start EXERCISE INPUTS

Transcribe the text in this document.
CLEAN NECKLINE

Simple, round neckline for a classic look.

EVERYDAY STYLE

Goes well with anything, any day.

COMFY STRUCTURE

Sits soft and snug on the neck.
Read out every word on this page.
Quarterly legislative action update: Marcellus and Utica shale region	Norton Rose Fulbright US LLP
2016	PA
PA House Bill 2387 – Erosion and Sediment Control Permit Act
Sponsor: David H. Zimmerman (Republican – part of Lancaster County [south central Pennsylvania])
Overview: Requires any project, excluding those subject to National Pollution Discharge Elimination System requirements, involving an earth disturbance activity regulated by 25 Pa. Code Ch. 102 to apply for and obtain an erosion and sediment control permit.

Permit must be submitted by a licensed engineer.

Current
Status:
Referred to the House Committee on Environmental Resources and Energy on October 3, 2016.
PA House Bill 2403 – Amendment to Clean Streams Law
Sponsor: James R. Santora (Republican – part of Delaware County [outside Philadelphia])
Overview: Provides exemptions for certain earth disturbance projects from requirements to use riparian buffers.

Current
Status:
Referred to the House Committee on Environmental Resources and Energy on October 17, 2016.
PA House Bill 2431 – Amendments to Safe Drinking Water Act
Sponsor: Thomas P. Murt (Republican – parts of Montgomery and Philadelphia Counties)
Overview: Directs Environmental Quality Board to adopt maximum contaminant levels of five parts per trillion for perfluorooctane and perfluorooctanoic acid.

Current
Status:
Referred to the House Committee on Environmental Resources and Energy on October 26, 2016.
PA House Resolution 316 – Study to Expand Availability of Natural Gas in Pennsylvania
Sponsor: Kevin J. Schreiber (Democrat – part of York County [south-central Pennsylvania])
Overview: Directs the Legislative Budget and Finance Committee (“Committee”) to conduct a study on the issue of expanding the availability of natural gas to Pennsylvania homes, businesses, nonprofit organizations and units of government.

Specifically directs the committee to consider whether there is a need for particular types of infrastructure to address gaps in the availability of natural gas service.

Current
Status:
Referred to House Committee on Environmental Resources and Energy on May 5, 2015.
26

end EXERCISE INPUTS

* INSTRUCTIONS FOR THE TASK *
From the listing above, copy all lines holding the word "south".

* REPLY *
Sponsor: David H. Zimmerman (Republican – part of Lancaster County [south central Pennsylvania])
Sponsor: Kevin J. Schreiber (Democrat – part of York County [south-central Pennsylvania])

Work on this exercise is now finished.